● Directions:
1 > From the Klan excerpt, reproduce the text from "The Klan formerly" to "long previously lost.".
2 > Condense the paragraph of the Klan excerpt that begins "The Klan formerly enjoyed a reputation" into a shorter version that keeps its main facts.

Un-American Americanism 

Where once Klansmen could unironically claim to stand for 100% Americanism, now, were not the very word ‘un-American’ so tainted by McCarthyism as to sound almost un-American in itself, the Klan could almost be described as a quintessentially un-American organization. 

Indeed, interestingly, Wade reports that there was pressure on the House Un-American Activities Committee to investigate the Klan from even before the committee was first formed. Thus, Wade laments: 

The creation of the Dies Committee had been urged and supported by liberals and Nazi haters who wanted it used as a congressional forum against fascism. But in the hands of chairman Martin Dies of Texas, an arch-segregationist and his reactionary colleagues… the committee instead had become an anachronistic pack of witch hunters who harassed labor leaders… and discovered ‘communists’ in every imaginable shape and place” (p272).

Thus, Wade’s chief objection to the House Un-American Activities Committee seems to be, not that they became witch hunters, but that they chose to hunt, to his mind, the wrong coven of witches. Instead of going after the commies, they should have targeted the Nazis, fascists and Klansmen instead, who, in his misguided mind, evidently represented the real threat.

Yet what Wade does not mention is that perhaps the most prominent of the heroic “liberals and nazi haters” who advocated for the formation of the HUAC in order persecute fascists and Klansmen, and who, as the joint-chairman of the ‘Special Committee on Un-American Activities’, the precursor to the HUAC, from 1934 to 1937, did indeed use the Committee to target fascists, albeit mostly imaginary ones, was Jewish congressman Samuel Dickstein, who is himself now known to have been a paid Soviet agent, hence proving that McCarthyist concerns regarding communist infiltration and subversion at the highest level of American public life were no mere delusion.

Ultimately, however, Wade was to have his wish. Thus, the Klan did indeed fall victim to the same illiberal and sometimes illegal FBI cointelpro programme of harassment as more fashionable victims on the left (or ostensibly on the left), such as Martin Luther King, the Nation of Islam, and the Black Panther Party (p361-3).

Indeed, according to Wade, it was actually the Klan who were the first victims of this campaign of FBI harassment, with more fashionable victims of the left being targeted only later. Thus, Wade writes:

After developing Cointelpro for the Klan, the FBI also used it against the Black Panthers, civil rights leaders, and antiwar demonstrators” (p363).[20]

Licence to Kill?

The Klan formerly enjoyed a reputation something like that of the the Mafia, namely as a violent dangerous group whom a person crossed at their peril, since, again like the Mafia, they had a proven track record of committing violent acts and getting away with it, largely through their corrupt links with local law enforcement in the South, and the unwillingness of all-white Southern juries to hand down convictions.[21]

Today, however, this reputation is long previously lost.

Indeed, if today a suspect in a racist murder were outed as a Klansman, this would likely unfairly prejudice a jury of any ethnic composition, anywhere in the country, against him, arguably to the point of denying him any chance of a fair trial.

● Listed records:
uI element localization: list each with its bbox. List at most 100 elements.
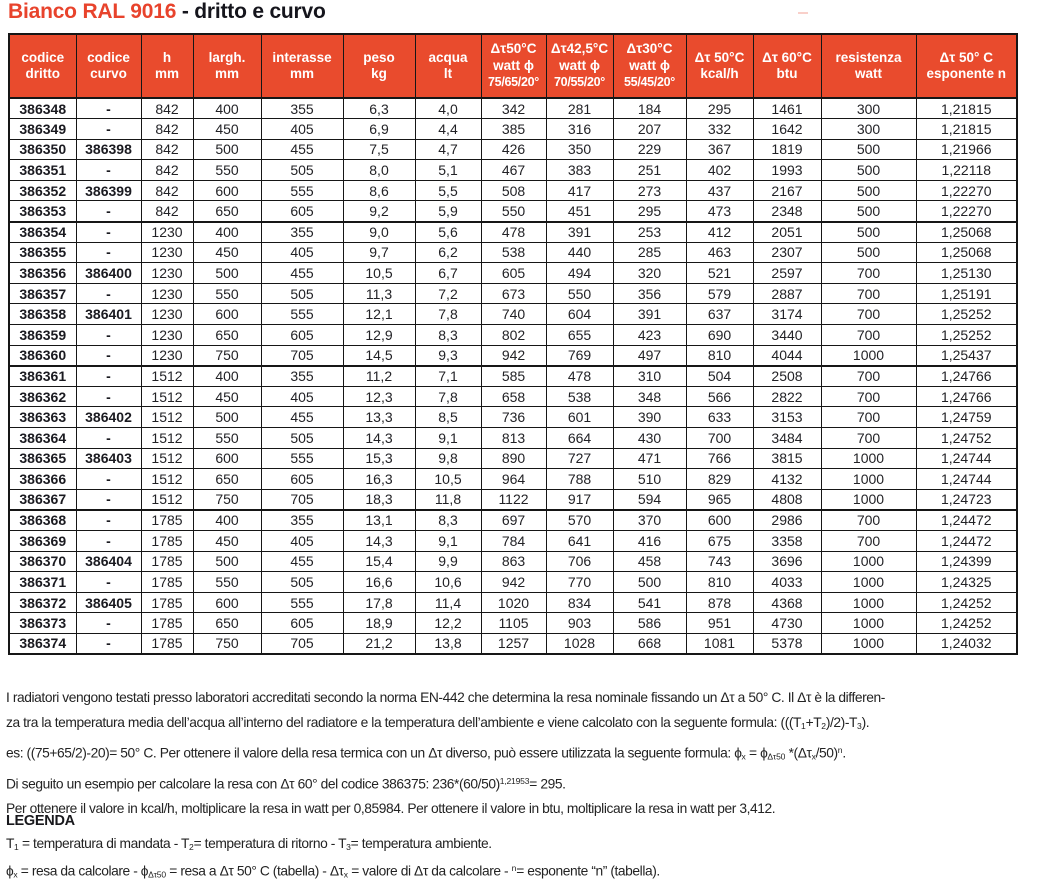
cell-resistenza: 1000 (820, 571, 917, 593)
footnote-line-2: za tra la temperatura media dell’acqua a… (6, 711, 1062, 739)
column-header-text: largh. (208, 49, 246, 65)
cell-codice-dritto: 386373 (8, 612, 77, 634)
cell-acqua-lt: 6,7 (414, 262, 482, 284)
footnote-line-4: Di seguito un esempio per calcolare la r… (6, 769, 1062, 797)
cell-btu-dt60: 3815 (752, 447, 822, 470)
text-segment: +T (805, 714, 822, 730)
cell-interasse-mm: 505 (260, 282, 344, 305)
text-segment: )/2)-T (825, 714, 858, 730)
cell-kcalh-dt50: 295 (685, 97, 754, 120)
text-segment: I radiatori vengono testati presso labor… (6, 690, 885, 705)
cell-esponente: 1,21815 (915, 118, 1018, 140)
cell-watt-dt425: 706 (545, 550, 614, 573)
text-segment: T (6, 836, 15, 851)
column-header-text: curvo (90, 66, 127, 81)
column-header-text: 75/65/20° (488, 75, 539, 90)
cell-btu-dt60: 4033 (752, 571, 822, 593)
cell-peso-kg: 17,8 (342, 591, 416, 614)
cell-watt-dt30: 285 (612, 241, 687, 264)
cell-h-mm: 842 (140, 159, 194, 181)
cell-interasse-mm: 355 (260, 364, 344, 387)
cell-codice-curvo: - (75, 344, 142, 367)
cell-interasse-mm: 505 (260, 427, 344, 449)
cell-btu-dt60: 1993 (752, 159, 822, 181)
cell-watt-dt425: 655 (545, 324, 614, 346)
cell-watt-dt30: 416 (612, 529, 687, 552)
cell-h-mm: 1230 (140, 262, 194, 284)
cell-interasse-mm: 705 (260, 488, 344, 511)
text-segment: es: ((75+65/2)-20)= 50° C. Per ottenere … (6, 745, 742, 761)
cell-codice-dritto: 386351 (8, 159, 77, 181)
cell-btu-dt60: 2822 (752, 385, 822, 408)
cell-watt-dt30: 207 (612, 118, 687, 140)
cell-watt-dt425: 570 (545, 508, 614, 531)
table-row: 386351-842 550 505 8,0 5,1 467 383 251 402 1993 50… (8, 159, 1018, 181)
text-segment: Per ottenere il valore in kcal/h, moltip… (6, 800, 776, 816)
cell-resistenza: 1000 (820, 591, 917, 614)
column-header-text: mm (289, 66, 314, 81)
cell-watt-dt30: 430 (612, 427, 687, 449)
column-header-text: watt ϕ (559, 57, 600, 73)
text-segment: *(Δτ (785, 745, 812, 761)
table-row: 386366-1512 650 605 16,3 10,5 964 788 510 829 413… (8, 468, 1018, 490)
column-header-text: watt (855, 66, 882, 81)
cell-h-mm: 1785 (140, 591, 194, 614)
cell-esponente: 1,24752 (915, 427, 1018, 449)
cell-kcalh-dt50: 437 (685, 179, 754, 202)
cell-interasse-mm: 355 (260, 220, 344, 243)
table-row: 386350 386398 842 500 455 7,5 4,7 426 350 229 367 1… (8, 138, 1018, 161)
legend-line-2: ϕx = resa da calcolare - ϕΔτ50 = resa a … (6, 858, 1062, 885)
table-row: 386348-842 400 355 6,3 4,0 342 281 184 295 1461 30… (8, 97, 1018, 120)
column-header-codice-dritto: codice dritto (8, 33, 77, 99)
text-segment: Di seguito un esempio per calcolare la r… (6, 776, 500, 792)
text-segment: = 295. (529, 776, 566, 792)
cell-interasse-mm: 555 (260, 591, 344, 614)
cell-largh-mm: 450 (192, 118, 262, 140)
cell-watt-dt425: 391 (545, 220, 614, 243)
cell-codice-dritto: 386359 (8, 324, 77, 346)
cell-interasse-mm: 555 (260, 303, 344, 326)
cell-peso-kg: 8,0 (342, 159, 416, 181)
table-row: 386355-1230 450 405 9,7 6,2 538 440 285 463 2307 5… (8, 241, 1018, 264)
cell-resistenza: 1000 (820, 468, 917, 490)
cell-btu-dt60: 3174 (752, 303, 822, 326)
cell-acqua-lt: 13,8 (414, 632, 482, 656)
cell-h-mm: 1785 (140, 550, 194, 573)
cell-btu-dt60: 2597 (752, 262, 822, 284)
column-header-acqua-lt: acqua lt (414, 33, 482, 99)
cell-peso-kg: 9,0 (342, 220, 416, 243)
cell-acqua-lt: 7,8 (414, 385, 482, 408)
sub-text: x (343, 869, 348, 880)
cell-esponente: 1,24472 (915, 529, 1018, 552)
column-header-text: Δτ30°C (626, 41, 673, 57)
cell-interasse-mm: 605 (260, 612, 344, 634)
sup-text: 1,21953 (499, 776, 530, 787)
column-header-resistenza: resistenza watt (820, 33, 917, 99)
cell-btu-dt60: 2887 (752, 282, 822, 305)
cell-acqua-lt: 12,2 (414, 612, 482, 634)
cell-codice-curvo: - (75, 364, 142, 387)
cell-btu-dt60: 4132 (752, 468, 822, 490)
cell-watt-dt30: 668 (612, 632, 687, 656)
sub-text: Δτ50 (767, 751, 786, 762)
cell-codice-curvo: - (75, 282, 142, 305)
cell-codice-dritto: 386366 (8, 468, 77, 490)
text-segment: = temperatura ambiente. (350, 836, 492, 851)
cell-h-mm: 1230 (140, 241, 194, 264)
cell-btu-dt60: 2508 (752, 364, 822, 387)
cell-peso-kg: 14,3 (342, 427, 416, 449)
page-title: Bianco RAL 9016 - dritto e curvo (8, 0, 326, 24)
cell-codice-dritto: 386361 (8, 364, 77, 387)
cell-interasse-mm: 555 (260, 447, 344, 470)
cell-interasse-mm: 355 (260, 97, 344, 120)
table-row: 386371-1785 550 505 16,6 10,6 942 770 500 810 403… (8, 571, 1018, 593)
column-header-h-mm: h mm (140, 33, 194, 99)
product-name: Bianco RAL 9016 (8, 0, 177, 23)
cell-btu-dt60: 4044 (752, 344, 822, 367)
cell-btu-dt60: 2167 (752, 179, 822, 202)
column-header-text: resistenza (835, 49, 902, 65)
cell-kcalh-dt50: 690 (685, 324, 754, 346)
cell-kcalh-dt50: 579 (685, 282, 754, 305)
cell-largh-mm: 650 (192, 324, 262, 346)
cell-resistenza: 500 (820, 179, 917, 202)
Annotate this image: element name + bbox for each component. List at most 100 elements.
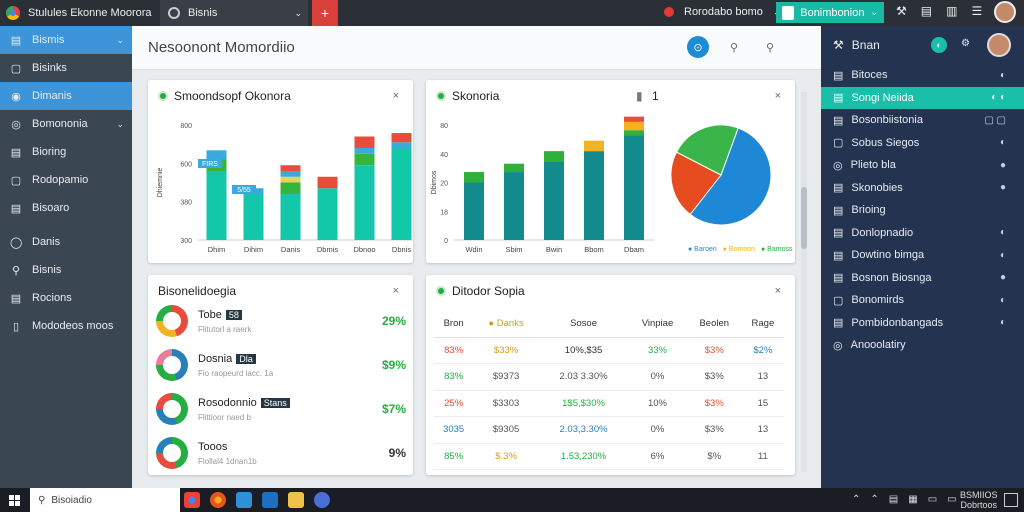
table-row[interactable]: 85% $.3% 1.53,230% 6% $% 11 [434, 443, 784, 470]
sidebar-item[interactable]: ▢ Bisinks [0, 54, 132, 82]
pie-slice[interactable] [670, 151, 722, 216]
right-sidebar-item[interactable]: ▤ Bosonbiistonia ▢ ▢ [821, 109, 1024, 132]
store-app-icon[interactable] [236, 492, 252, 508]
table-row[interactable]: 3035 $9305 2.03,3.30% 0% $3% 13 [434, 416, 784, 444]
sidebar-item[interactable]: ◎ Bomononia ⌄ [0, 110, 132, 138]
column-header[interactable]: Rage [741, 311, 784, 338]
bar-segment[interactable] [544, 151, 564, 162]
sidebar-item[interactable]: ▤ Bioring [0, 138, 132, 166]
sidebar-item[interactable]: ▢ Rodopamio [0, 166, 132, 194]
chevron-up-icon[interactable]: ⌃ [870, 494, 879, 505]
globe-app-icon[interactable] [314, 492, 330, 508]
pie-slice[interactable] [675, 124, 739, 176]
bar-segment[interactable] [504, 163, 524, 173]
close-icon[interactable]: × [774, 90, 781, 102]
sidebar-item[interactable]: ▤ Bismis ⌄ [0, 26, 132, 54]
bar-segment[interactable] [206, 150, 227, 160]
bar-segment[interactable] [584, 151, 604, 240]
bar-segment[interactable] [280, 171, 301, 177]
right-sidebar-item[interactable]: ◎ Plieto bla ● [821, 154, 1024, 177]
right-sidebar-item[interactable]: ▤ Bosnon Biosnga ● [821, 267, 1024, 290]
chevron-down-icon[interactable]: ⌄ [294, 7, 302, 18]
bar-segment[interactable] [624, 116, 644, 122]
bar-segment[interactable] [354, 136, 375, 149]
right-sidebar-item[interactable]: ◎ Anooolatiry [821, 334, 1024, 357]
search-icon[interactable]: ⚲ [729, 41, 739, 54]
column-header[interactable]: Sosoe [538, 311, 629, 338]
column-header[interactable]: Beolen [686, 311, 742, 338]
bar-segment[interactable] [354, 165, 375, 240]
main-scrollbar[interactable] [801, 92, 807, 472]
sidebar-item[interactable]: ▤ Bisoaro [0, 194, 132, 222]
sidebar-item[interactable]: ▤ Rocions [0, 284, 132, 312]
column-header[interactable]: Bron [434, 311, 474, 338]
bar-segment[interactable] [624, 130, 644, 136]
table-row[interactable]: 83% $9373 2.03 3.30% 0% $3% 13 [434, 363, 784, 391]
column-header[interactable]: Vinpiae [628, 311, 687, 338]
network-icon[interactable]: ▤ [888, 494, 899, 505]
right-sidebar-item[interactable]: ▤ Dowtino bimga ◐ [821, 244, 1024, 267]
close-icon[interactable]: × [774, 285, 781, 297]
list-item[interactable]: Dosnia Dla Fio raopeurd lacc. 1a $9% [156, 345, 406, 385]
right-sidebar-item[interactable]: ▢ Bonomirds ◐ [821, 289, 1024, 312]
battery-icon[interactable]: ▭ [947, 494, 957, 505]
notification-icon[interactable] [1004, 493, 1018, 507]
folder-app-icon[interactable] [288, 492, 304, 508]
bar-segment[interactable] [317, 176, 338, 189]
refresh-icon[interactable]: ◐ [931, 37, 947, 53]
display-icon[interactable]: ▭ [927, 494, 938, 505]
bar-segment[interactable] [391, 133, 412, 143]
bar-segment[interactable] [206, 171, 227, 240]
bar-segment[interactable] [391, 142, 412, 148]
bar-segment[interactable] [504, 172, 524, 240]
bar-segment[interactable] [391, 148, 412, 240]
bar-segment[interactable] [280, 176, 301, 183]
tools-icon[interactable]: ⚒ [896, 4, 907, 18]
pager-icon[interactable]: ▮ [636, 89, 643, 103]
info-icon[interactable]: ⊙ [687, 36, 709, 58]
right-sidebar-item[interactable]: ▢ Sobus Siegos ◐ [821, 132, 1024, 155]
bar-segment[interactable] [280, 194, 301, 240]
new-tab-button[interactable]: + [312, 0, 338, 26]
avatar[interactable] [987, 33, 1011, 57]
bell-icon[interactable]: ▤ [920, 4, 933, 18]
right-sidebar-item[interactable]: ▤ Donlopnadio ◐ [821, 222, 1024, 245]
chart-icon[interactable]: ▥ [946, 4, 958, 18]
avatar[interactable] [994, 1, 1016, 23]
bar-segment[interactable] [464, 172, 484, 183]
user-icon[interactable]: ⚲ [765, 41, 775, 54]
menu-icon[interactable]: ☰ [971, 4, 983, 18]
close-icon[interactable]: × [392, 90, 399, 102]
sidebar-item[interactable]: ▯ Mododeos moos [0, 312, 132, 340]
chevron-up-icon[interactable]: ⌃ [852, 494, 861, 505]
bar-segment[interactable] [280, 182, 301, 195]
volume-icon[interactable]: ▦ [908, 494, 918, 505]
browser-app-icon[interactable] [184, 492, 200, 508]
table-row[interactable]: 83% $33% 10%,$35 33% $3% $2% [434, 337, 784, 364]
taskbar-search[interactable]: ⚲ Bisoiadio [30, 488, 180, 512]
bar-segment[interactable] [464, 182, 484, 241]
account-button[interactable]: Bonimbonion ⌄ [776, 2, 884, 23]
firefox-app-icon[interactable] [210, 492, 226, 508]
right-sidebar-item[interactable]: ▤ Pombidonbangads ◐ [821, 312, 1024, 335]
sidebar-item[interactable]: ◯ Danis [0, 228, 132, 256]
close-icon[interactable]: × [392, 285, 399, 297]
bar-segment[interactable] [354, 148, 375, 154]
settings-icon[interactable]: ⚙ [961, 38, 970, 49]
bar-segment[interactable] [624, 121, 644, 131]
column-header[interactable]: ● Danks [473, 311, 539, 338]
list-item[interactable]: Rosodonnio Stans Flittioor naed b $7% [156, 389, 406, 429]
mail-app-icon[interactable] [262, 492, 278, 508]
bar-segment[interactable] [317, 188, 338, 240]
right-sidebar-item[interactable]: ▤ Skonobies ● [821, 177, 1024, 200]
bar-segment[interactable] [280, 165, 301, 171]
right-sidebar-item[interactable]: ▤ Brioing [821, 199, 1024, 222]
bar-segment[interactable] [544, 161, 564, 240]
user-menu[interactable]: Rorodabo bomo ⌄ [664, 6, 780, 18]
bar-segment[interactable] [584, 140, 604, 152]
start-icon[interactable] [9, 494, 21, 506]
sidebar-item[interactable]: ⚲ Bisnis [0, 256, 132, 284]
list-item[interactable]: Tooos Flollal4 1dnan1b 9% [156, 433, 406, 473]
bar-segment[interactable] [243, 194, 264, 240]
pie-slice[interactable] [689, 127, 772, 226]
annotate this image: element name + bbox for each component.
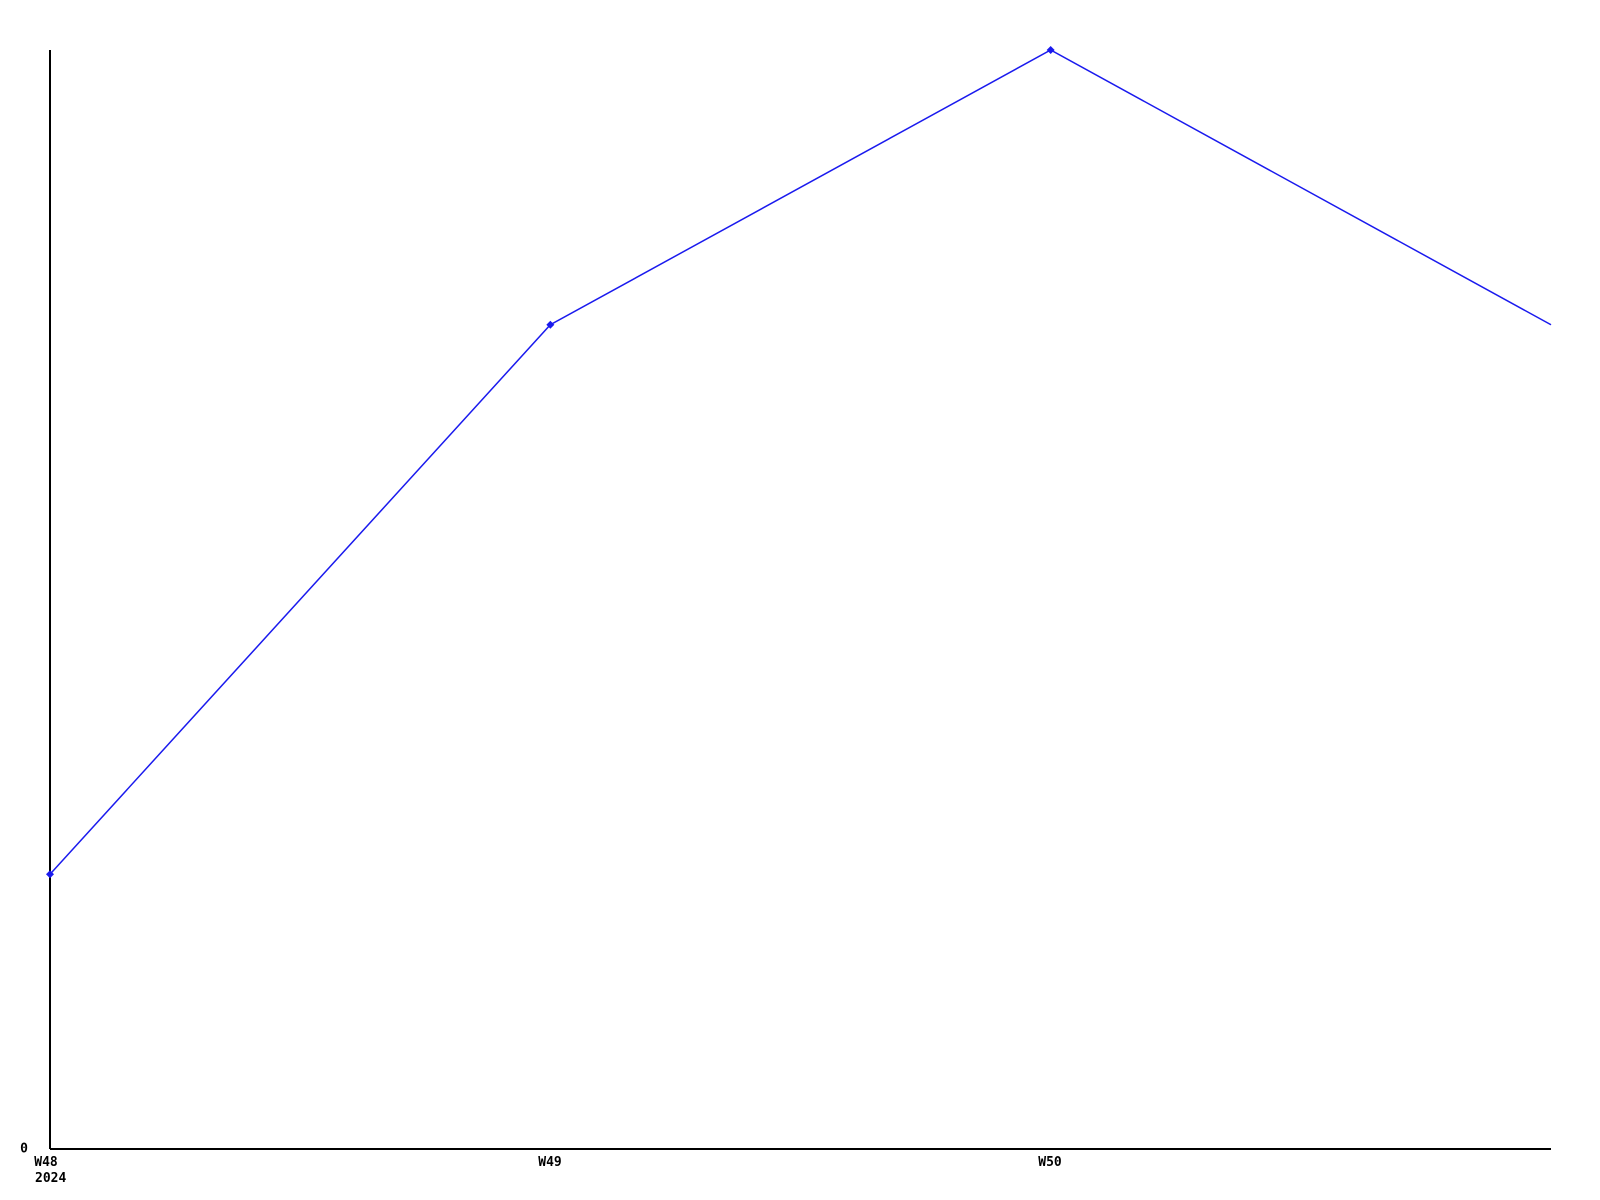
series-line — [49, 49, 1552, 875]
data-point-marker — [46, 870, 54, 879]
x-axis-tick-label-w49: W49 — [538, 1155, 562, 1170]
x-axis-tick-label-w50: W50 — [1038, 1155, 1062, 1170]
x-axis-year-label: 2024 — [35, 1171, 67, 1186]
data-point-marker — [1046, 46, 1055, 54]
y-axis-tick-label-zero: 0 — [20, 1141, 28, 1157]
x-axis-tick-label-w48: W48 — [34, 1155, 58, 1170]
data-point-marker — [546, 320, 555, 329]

● Solutions to the exercise:
1 >
The Klan formerly enjoyed a reputation something like that of the the Mafia, namely as a violent dangerous group whom a person crossed at their peril, since, again like the Mafia, they had a proven track record of committing violent acts and getting away with it, largely through their corrupt links with local law enforcement in the South, and the unwillingness of all-white Southern juries to hand down convictions.[21]

Today, however, this reputation is long previously lost.

2 > The Klan once had a Mafia-like reputation as a violent, dangerous group that people crossed at their peril. Like the Mafia, it had a record of committing violence and escaping punishment, largely because of corrupt ties with local Southern law enforcement and the unwillingness of all-white Southern juries to convict.